Your task.
Would you write out the listing verbatim and skip every picture in it?
* start *
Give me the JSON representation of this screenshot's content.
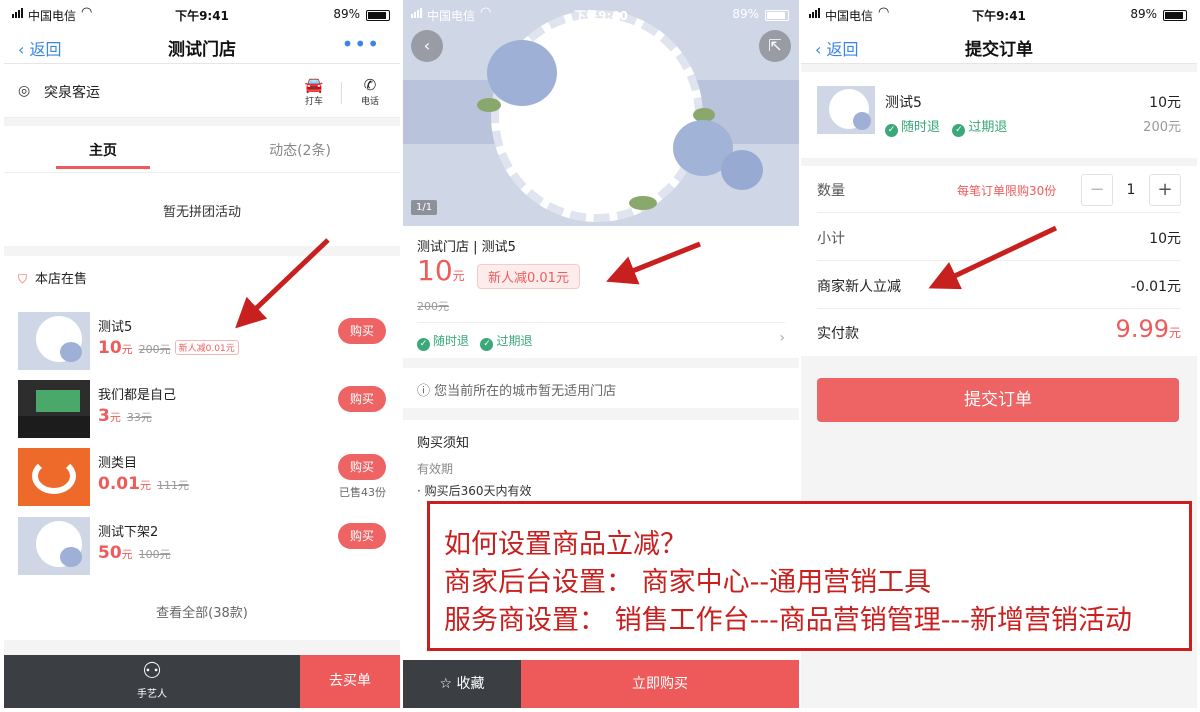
{
  "status": {
    "carrier": "中国电信",
    "battery": "89%",
    "battery_level": 0.89,
    "time_1": "下午9:41",
    "time_2": "下午9:40",
    "time_3": "下午9:41"
  },
  "store_page": {
    "back_label": "返回",
    "title": "测试门店",
    "more": "•••",
    "address": "突泉客运",
    "taxi_label": "打车",
    "phone_label": "电话",
    "tabs": [
      "主页",
      "动态(2条)"
    ],
    "no_group": "暂无拼团活动",
    "section_title": "本店在售",
    "items": [
      {
        "name": "测试5",
        "price": "10",
        "unit": "元",
        "orig": "200元",
        "badge": "新人减0.01元",
        "button": "购买"
      },
      {
        "name": "我们都是自己",
        "price": "3",
        "unit": "元",
        "orig": "33元",
        "button": "购买"
      },
      {
        "name": "测类目",
        "price": "0.01",
        "unit": "元",
        "orig": "111元",
        "button": "购买",
        "sold": "已售43份"
      },
      {
        "name": "测试下架2",
        "price": "50",
        "unit": "元",
        "orig": "100元",
        "button": "购买"
      }
    ],
    "view_all": "查看全部(38款)",
    "bottom_left": "手艺人",
    "bottom_right": "去买单"
  },
  "product_page": {
    "pager": "1/1",
    "store_and_name": "测试门店 | 测试5",
    "price": "10",
    "unit": "元",
    "new_user_badge": "新人减0.01元",
    "orig": "200元",
    "tag1": "随时退",
    "tag2": "过期退",
    "notice": "您当前所在的城市暂无适用门店",
    "buy_note_title": "购买须知",
    "validity_title": "有效期",
    "validity_text": "购买后360天内有效",
    "fav_label": "收藏",
    "buy_now": "立即购买"
  },
  "order_page": {
    "back_label": "返回",
    "title": "提交订单",
    "item_name": "测试5",
    "tag1": "随时退",
    "tag2": "过期退",
    "price": "10元",
    "orig": "200元",
    "qty_label": "数量",
    "qty_limit": "每笔订单限购30份",
    "qty": "1",
    "minus": "−",
    "plus": "+",
    "subtotal_label": "小计",
    "subtotal": "10元",
    "discount_label": "商家新人立减",
    "discount": "-0.01元",
    "pay_label": "实付款",
    "pay_amount": "9.99",
    "pay_unit": "元",
    "submit": "提交订单"
  },
  "annotation": {
    "line1": "如何设置商品立减？",
    "line2": "商家后台设置： 商家中心--通用营销工具",
    "line3": "服务商设置： 销售工作台---商品营销管理---新增营销活动"
  },
  "colors": {
    "accent": "#ee5a5a",
    "annotation": "#c8201f",
    "green": "#3aa878",
    "link": "#3a86e6",
    "dark_bar": "#3b3f44"
  }
}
* end *
Written response.
Give me the JSON representation of this screenshot's content.
{
  "status": {
    "carrier": "中国电信",
    "battery": "89%",
    "battery_level": 0.89,
    "time_1": "下午9:41",
    "time_2": "下午9:40",
    "time_3": "下午9:41"
  },
  "store_page": {
    "back_label": "返回",
    "title": "测试门店",
    "more": "•••",
    "address": "突泉客运",
    "taxi_label": "打车",
    "phone_label": "电话",
    "tabs": [
      "主页",
      "动态(2条)"
    ],
    "no_group": "暂无拼团活动",
    "section_title": "本店在售",
    "items": [
      {
        "name": "测试5",
        "price": "10",
        "unit": "元",
        "orig": "200元",
        "badge": "新人减0.01元",
        "button": "购买"
      },
      {
        "name": "我们都是自己",
        "price": "3",
        "unit": "元",
        "orig": "33元",
        "button": "购买"
      },
      {
        "name": "测类目",
        "price": "0.01",
        "unit": "元",
        "orig": "111元",
        "button": "购买",
        "sold": "已售43份"
      },
      {
        "name": "测试下架2",
        "price": "50",
        "unit": "元",
        "orig": "100元",
        "button": "购买"
      }
    ],
    "view_all": "查看全部(38款)",
    "bottom_left": "手艺人",
    "bottom_right": "去买单"
  },
  "product_page": {
    "pager": "1/1",
    "store_and_name": "测试门店 | 测试5",
    "price": "10",
    "unit": "元",
    "new_user_badge": "新人减0.01元",
    "orig": "200元",
    "tag1": "随时退",
    "tag2": "过期退",
    "notice": "您当前所在的城市暂无适用门店",
    "buy_note_title": "购买须知",
    "validity_title": "有效期",
    "validity_text": "购买后360天内有效",
    "fav_label": "收藏",
    "buy_now": "立即购买"
  },
  "order_page": {
    "back_label": "返回",
    "title": "提交订单",
    "item_name": "测试5",
    "tag1": "随时退",
    "tag2": "过期退",
    "price": "10元",
    "orig": "200元",
    "qty_label": "数量",
    "qty_limit": "每笔订单限购30份",
    "qty": "1",
    "minus": "−",
    "plus": "+",
    "subtotal_label": "小计",
    "subtotal": "10元",
    "discount_label": "商家新人立减",
    "discount": "-0.01元",
    "pay_label": "实付款",
    "pay_amount": "9.99",
    "pay_unit": "元",
    "submit": "提交订单"
  },
  "annotation": {
    "line1": "如何设置商品立减？",
    "line2": "商家后台设置： 商家中心--通用营销工具",
    "line3": "服务商设置： 销售工作台---商品营销管理---新增营销活动"
  },
  "colors": {
    "accent": "#ee5a5a",
    "annotation": "#c8201f",
    "green": "#3aa878",
    "link": "#3a86e6",
    "dark_bar": "#3b3f44"
  }
}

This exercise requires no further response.